| AIM |
Count how many lines hold the string "title", and give only that number.

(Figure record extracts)
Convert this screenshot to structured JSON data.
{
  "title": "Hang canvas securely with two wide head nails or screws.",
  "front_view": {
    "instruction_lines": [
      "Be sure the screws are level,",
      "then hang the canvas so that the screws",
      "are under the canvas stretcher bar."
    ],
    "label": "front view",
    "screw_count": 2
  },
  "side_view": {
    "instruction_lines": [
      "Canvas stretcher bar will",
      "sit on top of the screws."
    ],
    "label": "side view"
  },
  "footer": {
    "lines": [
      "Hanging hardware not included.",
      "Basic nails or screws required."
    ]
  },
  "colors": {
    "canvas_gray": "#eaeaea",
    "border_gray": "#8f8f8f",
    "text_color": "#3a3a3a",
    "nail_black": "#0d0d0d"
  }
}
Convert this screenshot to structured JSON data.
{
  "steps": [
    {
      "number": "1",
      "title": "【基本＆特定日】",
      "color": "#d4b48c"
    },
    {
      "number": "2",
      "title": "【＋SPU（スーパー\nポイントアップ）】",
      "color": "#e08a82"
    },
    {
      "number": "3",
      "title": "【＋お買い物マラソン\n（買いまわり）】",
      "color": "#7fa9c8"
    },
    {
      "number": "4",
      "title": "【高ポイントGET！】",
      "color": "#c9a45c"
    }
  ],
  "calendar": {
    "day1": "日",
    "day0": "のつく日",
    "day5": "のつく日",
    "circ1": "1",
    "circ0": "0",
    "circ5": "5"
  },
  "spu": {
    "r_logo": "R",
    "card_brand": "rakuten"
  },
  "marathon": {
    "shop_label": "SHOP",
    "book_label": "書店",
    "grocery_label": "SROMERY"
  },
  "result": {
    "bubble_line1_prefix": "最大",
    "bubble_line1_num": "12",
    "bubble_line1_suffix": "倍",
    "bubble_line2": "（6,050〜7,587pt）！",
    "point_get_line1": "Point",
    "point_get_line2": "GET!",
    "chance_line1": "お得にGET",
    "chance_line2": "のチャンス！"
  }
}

| FULL SOLUTION |
5